PASSAGE TO READ -
────────────────────────────────────────
To mark the first 50 years of Ingram Content Group—and the company’s first $2 billion year, in 2020—John Ingram, chairman of the board of ICG and Ingram Industries Inc., will talk with PW senior v-p, editorial director Jim Milliot and reporter and former Ingram spokesperson Keel Hunt, author of The Family Business: How Ingram Transformed the World of Books, published in April by West Margin Press, an Ingram subsidiary.

In the book, Hunt traces the roots of ICG, the country’s largest book wholesaler, print-on-demand company, and independent book distributor, from its early days, when John Ingram’s father, Bronson Ingram, purchased the Tennessee Book Co., a textbook business, for $245,000 in 1964. Six years later, the Ingram Book Co., the forerunner of ICG, was launched. Following Bronson’s death in 1995, John took over the company.
────────────────────────────────────────
In the passage on Ingram Content Group, reproduce everything from "In the book, Hunt" down to "over the company.", substituting "schoolbook business" for "textbook business".

[Structured page parsing data]
────────────────────────────────────────
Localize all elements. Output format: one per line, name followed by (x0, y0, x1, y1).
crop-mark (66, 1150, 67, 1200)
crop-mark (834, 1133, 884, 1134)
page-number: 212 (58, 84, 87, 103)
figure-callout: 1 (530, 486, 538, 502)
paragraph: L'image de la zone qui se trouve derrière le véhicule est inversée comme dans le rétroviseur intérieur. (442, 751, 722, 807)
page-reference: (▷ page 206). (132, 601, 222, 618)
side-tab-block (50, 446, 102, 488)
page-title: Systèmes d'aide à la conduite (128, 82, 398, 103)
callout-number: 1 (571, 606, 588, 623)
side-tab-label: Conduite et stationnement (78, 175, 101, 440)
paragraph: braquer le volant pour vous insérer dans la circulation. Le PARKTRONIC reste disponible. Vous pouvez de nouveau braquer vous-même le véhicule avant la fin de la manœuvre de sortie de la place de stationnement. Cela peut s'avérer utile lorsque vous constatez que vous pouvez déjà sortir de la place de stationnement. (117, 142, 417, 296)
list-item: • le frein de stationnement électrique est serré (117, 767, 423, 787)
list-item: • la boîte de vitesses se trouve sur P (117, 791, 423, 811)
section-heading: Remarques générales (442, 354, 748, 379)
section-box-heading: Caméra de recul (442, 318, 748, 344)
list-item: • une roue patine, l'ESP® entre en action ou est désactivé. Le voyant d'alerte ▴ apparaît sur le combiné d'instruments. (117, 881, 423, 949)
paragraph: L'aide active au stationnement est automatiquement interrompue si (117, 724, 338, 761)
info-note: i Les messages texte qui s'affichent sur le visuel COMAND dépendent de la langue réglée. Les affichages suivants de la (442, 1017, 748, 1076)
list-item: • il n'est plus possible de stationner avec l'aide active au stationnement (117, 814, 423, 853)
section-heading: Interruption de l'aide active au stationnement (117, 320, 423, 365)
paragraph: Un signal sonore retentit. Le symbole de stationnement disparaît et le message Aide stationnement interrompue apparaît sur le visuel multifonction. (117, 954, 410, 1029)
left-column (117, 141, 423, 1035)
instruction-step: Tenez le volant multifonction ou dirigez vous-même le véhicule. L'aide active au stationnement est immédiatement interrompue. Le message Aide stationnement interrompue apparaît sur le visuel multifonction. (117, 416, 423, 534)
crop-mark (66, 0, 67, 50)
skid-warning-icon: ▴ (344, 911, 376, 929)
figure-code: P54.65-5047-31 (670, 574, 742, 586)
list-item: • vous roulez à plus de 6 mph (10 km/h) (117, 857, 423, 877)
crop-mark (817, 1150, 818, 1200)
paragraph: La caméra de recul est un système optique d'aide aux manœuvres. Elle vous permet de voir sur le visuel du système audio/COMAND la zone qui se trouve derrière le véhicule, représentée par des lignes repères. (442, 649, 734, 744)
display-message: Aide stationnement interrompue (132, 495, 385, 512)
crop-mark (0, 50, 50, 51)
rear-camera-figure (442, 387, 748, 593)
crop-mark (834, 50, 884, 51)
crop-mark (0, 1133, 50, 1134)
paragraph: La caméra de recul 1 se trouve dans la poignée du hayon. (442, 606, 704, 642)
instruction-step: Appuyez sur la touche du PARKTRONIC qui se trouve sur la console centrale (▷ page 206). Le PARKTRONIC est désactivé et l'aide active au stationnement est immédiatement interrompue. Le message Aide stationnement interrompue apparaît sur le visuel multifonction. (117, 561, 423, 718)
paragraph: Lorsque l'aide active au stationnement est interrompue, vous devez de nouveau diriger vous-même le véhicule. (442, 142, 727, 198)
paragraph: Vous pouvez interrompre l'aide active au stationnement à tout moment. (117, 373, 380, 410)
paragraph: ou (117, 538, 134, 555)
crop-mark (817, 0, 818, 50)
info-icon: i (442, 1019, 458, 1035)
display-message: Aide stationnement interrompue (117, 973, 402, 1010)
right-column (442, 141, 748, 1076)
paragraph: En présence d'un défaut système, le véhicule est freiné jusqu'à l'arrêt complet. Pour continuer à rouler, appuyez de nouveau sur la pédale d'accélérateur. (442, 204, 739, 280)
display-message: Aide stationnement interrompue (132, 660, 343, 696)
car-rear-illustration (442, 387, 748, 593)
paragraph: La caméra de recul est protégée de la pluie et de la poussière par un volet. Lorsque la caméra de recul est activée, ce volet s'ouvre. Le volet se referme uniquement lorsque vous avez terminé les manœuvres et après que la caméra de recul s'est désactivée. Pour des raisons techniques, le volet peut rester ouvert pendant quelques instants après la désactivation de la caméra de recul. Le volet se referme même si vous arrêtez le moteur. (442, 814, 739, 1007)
────────────────────────────────────────
RESULT OF THE TASK -
In the book, Hunt traces the roots of ICG, the country’s largest book wholesaler, print-on-demand company, and independent book distributor, from its early days, when John Ingram’s father, Bronson Ingram, purchased the Tennessee Book Co., a schoolbook business, for $245,000 in 1964. Six years later, the Ingram Book Co., the forerunner of ICG, was launched. Following Bronson’s death in 1995, John took over the company.